> _PROBLEM DETAILS_
Write the material out again exactly.

> _INPUT MATERIAL_
::::::

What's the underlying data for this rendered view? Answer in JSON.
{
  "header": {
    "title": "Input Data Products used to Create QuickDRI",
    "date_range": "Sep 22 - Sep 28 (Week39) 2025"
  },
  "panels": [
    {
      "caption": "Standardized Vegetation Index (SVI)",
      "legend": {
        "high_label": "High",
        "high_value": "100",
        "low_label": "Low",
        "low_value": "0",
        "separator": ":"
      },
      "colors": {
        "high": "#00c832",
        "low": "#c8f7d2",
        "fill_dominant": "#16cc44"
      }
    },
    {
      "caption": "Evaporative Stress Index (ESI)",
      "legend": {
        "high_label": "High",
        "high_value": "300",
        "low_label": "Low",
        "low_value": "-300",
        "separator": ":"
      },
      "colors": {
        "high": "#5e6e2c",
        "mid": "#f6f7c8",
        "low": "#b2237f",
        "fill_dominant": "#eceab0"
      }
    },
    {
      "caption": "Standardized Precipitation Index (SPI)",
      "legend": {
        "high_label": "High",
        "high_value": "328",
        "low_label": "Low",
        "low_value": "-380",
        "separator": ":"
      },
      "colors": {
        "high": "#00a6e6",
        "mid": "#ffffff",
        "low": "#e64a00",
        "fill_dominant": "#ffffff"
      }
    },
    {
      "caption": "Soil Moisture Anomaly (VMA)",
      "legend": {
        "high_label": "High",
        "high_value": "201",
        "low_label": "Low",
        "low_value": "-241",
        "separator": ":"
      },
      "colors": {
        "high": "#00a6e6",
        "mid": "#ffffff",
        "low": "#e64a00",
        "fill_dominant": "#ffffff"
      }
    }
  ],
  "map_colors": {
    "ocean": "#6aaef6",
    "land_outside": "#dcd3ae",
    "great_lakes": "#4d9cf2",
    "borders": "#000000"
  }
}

::::::

> _EXPECTED ANSWER_
What's the underlying data for this rendered view? Answer in JSON.
{
  "header": {
    "title": "Input Data Products used to Create QuickDRI",
    "date_range": "Sep 22 - Sep 28 (Week39) 2025"
  },
  "panels": [
    {
      "caption": "Standardized Vegetation Index (SVI)",
      "legend": {
        "high_label": "High",
        "high_value": "100",
        "low_label": "Low",
        "low_value": "0",
        "separator": ":"
      },
      "colors": {
        "high": "#00c832",
        "low": "#c8f7d2",
        "fill_dominant": "#16cc44"
      }
    },
    {
      "caption": "Evaporative Stress Index (ESI)",
      "legend": {
        "high_label": "High",
        "high_value": "300",
        "low_label": "Low",
        "low_value": "-300",
        "separator": ":"
      },
      "colors": {
        "high": "#5e6e2c",
        "mid": "#f6f7c8",
        "low": "#b2237f",
        "fill_dominant": "#eceab0"
      }
    },
    {
      "caption": "Standardized Precipitation Index (SPI)",
      "legend": {
        "high_label": "High",
        "high_value": "328",
        "low_label": "Low",
        "low_value": "-380",
        "separator": ":"
      },
      "colors": {
        "high": "#00a6e6",
        "mid": "#ffffff",
        "low": "#e64a00",
        "fill_dominant": "#ffffff"
      }
    },
    {
      "caption": "Soil Moisture Anomaly (VMA)",
      "legend": {
        "high_label": "High",
        "high_value": "201",
        "low_label": "Low",
        "low_value": "-241",
        "separator": ":"
      },
      "colors": {
        "high": "#00a6e6",
        "mid": "#ffffff",
        "low": "#e64a00",
        "fill_dominant": "#ffffff"
      }
    }
  ],
  "map_colors": {
    "ocean": "#6aaef6",
    "land_outside": "#dcd3ae",
    "great_lakes": "#4d9cf2",
    "borders": "#000000"
  }
}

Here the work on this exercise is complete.